• **Given problem**: Give the number of lines in the records below that include "swatch", and nothing more.

• **Records supplied**:
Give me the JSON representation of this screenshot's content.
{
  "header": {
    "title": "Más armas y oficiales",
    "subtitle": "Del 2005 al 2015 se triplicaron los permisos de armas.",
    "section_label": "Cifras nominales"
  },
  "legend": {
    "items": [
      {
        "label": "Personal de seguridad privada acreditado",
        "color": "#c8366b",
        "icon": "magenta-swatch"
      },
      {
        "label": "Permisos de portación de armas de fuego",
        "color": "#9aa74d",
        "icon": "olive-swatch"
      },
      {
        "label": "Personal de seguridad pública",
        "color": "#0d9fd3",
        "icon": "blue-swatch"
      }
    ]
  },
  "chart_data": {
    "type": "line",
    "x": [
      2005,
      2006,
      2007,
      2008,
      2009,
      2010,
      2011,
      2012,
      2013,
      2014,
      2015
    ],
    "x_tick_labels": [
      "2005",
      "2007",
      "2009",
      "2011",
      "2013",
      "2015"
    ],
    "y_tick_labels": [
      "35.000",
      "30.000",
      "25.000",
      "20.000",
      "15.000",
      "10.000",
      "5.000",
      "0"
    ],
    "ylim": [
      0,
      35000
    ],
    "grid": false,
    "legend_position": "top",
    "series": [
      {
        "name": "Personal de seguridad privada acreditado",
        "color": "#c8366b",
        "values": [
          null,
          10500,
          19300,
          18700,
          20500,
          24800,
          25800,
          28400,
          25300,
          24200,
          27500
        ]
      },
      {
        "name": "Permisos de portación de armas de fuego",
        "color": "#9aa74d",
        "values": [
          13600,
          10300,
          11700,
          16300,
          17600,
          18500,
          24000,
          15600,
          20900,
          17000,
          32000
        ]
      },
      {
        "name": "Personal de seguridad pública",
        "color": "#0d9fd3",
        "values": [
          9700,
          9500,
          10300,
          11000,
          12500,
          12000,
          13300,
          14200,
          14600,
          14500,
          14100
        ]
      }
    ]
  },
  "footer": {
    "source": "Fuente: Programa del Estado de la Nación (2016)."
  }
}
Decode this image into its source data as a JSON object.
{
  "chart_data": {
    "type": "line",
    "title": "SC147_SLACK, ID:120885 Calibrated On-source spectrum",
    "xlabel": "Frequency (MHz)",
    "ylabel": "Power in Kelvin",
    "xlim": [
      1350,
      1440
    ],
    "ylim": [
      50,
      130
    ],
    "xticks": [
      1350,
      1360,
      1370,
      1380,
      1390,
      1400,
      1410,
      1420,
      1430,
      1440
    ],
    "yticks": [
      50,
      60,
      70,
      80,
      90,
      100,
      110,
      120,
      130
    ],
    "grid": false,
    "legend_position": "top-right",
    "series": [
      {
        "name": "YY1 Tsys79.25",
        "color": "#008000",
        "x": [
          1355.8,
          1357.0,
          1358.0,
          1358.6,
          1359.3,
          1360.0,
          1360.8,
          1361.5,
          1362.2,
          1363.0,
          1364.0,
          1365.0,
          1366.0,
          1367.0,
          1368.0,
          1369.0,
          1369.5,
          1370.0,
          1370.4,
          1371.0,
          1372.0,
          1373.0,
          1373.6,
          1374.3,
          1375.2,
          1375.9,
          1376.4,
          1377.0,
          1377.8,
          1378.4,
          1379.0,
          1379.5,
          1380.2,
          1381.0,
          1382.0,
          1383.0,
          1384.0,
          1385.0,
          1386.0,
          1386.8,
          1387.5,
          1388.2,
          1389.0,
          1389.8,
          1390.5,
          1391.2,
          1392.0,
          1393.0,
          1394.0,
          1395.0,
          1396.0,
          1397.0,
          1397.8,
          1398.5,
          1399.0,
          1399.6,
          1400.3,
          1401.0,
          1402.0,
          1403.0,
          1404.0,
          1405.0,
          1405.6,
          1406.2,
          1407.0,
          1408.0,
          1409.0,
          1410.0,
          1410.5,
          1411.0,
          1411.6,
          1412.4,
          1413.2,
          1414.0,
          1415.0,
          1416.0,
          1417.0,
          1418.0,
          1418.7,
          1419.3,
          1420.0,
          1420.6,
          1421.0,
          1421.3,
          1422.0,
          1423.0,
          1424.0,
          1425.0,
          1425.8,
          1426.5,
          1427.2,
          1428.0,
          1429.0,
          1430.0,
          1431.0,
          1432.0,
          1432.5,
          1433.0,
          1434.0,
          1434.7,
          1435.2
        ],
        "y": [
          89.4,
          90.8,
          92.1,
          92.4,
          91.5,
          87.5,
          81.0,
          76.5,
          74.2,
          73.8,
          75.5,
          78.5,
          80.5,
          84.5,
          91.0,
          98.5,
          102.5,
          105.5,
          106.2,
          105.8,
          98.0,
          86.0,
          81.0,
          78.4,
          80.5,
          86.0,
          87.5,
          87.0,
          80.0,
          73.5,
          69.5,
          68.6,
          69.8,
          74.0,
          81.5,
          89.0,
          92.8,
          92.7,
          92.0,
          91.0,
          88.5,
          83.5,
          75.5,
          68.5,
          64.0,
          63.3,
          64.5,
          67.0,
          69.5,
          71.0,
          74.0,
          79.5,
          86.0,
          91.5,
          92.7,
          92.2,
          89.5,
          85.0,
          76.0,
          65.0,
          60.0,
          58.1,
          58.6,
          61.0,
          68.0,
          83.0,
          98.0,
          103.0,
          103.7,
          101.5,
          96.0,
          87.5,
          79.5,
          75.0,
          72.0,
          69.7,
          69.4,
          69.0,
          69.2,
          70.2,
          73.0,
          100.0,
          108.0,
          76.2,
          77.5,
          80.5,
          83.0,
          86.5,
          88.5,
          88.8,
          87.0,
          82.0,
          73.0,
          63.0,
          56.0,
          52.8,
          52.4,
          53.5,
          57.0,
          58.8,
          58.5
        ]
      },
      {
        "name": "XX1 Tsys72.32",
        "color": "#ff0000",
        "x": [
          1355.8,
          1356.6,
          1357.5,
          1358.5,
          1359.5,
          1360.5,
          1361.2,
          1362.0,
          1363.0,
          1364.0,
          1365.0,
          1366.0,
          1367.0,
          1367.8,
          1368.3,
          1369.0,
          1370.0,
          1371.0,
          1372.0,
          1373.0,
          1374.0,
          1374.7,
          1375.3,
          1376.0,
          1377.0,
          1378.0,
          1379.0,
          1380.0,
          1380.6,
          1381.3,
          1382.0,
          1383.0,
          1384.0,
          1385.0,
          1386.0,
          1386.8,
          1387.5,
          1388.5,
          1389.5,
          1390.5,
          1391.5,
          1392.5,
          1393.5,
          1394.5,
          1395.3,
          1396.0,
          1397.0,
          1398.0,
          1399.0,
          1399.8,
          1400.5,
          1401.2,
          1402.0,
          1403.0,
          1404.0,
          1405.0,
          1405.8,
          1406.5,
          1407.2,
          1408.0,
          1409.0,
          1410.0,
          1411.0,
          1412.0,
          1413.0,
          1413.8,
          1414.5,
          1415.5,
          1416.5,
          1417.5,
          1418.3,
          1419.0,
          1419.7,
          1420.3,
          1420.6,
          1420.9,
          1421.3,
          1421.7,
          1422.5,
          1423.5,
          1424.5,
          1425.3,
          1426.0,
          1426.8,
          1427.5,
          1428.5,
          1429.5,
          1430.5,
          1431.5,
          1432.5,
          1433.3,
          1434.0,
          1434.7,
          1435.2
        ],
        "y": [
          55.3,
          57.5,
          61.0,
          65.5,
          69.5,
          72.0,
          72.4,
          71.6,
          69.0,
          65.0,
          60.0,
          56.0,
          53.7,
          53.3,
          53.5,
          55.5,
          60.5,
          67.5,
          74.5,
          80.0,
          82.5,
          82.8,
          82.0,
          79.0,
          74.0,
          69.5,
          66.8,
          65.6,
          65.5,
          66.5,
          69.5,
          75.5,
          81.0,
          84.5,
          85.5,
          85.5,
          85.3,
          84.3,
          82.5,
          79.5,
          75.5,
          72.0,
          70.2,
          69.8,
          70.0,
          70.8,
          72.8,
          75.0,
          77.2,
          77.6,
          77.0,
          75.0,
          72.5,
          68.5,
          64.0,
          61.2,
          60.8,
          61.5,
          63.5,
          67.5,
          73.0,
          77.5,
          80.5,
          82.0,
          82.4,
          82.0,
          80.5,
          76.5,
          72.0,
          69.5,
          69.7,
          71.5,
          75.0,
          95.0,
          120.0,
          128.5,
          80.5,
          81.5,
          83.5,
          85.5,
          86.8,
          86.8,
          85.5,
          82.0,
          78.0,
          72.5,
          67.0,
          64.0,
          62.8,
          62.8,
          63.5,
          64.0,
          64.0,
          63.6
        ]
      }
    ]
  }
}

• **Answer to this exercise**: 3